### What is being asked
In the material below, list every line carrying the string "starożytnych".

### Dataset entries
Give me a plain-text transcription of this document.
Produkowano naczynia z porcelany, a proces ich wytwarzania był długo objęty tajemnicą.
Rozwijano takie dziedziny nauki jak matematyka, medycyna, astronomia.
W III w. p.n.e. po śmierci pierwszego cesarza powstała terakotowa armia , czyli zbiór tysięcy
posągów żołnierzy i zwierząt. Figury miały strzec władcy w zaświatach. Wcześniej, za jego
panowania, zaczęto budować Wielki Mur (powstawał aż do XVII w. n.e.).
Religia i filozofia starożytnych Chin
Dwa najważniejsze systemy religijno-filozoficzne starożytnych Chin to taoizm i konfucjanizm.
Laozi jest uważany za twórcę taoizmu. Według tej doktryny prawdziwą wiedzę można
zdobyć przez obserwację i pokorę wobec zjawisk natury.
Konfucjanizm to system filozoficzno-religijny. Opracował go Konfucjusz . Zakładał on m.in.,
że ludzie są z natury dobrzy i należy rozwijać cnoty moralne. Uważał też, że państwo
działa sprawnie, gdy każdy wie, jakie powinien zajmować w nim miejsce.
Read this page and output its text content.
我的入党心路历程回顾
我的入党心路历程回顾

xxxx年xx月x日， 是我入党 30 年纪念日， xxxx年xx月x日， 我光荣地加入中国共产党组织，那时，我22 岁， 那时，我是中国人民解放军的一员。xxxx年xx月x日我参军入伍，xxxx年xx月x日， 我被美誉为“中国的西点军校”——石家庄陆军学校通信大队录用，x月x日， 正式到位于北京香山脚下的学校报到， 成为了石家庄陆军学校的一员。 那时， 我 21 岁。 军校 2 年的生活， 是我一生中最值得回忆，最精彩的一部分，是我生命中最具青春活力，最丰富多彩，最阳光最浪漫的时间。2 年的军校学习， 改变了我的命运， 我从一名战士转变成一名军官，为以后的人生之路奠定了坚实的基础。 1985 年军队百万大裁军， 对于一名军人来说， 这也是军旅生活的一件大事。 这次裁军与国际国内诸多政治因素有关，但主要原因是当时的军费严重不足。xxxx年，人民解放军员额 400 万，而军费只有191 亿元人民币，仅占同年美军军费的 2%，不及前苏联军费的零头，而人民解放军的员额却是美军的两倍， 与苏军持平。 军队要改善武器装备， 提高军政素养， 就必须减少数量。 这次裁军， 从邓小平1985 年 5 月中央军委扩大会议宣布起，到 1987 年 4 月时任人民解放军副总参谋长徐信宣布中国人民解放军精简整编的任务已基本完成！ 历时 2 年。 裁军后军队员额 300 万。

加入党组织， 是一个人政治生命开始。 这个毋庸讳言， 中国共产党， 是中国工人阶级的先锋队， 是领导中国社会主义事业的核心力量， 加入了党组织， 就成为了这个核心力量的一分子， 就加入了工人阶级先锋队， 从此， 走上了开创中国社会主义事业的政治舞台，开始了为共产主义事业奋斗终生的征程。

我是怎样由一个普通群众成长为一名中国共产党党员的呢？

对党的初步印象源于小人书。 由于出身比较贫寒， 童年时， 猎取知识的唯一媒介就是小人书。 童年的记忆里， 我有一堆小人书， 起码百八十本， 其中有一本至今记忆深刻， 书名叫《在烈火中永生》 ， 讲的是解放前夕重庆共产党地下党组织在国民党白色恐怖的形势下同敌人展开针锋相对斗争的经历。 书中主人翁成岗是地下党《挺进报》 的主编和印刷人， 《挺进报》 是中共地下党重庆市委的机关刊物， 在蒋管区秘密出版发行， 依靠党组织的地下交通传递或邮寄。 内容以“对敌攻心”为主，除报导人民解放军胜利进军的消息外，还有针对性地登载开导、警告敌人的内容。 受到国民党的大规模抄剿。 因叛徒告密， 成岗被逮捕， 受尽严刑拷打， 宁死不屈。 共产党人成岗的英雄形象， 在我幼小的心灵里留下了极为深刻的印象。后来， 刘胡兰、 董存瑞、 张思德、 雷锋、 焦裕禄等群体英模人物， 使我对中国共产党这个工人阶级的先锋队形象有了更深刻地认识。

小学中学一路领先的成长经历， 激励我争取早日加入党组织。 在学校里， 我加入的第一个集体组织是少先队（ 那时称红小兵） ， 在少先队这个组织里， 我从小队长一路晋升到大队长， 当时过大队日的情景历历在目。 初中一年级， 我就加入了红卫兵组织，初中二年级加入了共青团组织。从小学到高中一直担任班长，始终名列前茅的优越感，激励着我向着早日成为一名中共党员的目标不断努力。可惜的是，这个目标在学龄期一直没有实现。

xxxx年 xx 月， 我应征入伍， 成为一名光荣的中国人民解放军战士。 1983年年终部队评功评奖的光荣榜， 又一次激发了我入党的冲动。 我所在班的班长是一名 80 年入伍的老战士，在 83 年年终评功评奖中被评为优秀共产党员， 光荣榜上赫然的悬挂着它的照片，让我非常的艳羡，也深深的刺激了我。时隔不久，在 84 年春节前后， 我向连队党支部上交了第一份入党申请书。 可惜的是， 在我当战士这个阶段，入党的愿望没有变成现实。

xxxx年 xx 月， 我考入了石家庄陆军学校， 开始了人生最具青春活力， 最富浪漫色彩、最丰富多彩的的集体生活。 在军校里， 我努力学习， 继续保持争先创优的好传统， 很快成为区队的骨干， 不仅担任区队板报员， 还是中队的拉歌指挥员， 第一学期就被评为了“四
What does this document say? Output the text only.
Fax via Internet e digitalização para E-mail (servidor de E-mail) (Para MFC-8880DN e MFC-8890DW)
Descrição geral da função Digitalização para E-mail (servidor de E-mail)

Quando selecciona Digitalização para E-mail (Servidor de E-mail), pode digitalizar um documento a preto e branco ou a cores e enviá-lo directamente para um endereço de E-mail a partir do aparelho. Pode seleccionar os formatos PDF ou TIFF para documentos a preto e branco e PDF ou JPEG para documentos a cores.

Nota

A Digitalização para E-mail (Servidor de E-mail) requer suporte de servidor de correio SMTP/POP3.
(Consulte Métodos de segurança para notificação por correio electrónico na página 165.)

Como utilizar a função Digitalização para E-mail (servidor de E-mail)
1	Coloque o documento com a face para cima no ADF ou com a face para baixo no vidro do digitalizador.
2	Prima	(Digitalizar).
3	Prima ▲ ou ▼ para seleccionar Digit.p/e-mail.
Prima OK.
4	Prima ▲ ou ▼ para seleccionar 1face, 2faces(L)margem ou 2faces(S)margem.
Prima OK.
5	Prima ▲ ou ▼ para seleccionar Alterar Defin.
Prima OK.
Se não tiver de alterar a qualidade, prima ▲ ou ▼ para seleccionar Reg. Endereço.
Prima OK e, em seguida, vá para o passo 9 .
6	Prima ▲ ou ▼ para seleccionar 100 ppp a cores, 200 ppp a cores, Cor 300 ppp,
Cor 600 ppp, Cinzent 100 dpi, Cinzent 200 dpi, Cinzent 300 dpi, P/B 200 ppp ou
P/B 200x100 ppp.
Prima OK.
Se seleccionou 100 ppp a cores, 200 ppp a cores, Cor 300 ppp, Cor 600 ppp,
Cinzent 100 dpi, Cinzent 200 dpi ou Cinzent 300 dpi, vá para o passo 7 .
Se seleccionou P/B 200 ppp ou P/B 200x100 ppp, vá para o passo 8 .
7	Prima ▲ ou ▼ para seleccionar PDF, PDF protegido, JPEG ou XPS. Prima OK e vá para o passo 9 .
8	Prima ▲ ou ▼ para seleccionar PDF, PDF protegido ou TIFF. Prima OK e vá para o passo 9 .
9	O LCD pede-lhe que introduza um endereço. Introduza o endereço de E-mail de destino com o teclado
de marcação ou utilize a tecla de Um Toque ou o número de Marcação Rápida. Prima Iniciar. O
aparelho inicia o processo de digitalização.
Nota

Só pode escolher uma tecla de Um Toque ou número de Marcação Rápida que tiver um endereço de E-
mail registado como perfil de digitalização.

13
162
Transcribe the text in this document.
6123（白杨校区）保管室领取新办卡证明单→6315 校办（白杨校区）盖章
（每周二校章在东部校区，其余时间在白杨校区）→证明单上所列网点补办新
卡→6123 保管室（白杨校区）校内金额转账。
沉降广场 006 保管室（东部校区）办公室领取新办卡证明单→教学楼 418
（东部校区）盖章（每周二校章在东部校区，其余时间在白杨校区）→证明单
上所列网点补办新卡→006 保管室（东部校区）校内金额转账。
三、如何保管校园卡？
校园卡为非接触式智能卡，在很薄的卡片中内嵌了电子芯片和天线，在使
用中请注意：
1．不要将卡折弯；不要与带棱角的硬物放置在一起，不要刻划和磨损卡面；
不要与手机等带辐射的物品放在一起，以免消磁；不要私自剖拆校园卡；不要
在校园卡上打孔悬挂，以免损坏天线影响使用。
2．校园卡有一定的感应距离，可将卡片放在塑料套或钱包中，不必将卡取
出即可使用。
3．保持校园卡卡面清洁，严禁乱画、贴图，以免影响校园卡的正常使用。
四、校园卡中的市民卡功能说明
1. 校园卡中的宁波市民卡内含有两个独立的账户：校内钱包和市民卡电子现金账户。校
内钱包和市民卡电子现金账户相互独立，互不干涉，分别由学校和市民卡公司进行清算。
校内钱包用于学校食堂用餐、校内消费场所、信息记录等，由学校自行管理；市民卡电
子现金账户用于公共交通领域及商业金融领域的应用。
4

### Finished answer
Religia i filozofia starożytnych Chin
Dwa najważniejsze systemy religijno-filozoficzne starożytnych Chin to taoizm i konfucjanizm.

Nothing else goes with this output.